__RECORDS SHOWN__.
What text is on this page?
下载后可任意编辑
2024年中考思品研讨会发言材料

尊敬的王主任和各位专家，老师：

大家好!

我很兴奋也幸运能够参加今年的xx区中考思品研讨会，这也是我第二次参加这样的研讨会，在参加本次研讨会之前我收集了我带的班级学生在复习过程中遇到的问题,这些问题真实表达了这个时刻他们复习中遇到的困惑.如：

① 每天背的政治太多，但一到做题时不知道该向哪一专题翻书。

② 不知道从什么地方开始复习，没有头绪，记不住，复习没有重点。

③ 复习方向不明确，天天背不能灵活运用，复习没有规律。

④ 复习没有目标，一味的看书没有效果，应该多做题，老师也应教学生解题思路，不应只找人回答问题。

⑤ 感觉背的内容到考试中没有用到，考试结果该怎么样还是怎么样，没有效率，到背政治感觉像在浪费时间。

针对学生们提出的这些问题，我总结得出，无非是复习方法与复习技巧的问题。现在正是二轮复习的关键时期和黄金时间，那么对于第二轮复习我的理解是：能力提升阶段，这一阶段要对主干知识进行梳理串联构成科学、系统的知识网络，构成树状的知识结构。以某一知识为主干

__AIM__.
Every entry should be printed again exactly as it stands.

__WORKED ANSWER__.
What text is on this page?
下载后可任意编辑
2024年中考思品研讨会发言材料

尊敬的王主任和各位专家，老师：

大家好!

我很兴奋也幸运能够参加今年的xx区中考思品研讨会，这也是我第二次参加这样的研讨会，在参加本次研讨会之前我收集了我带的班级学生在复习过程中遇到的问题,这些问题真实表达了这个时刻他们复习中遇到的困惑.如：

① 每天背的政治太多，但一到做题时不知道该向哪一专题翻书。

② 不知道从什么地方开始复习，没有头绪，记不住，复习没有重点。

③ 复习方向不明确，天天背不能灵活运用，复习没有规律。

④ 复习没有目标，一味的看书没有效果，应该多做题，老师也应教学生解题思路，不应只找人回答问题。

⑤ 感觉背的内容到考试中没有用到，考试结果该怎么样还是怎么样，没有效率，到背政治感觉像在浪费时间。

针对学生们提出的这些问题，我总结得出，无非是复习方法与复习技巧的问题。现在正是二轮复习的关键时期和黄金时间，那么对于第二轮复习我的理解是：能力提升阶段，这一阶段要对主干知识进行梳理串联构成科学、系统的知识网络，构成树状的知识结构。以某一知识为主干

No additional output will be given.